El antropólogo Didier Fassin cree que esta exposición del cuerpo sufriente para hacer valer derechos es reveladora de formas contemporáneas de gobierno. Se trata de una “biolegitimidad” consistente en una suerte de “reconocimiento social de última instancia que se intenta hacer valer cuando los restantes fundamentos de legitimidad parecen agotados”; un ejercicio de “gobierno por los cuerpos que es también un gobierno de los cuerpos”, dice Fassin, [1]  y donde la necesidad extrema, el patetismo y la desdicha dan forma a la subjetividad de los gobernados y define un modo de relación con los gobernantes.

Fassin llega a esta caracterización analizando dos casos concretos de exclusión social radical, los de solicitantes de asilo y de fondos de urgencia social para desempleados, ambos en Francia. El panorama es lejano, geográfica y socialmente, al asunto que aquí nos ocupa. Pero tal como en la carta dirigida al rector se presenta, la situación es la misma: el cuerpo sufriente se presenta como fuente de derecho. Aquellas circunstancias que parecían afectar solo a los “sin derechos”, que se presentaban como propias de las “vidas descartables”, han llegado al mundo de los integrados, de los “normales”, de las vidas ordinarias, como si lo que otorgara carta de ciudadanía fuese alguna causa de victimización, como si la vulnerabilidad fuese hoy el motivo alrededor del cual se constituyen los sujetos, como si el padecimiento individual primara sobre los derechos colectivos[2].

— ENUNCIADO —
Responde las siguientes preguntas a partir del texto sobre la biolegitimidad.
1. ¿Qué profesión se le atribuye a Didier Fassin?
2. ¿Cuáles son los dos casos concretos de exclusión social radical que analiza Fassin?
3. ¿En qué país se sitúan esos dos casos?

— BLOQUE DE DATOS —
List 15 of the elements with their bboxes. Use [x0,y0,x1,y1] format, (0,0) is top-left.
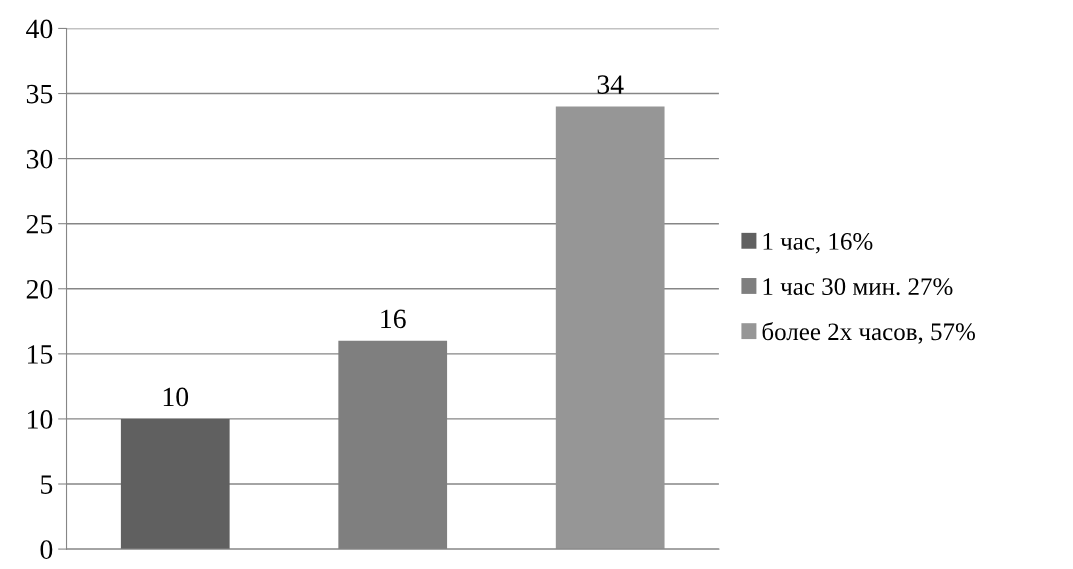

— SOLUCIÓN COMPLETA —
1. Es antropólogo.
2. Los de solicitantes de asilo y de fondos de urgencia social para desempleados.
3. En Francia.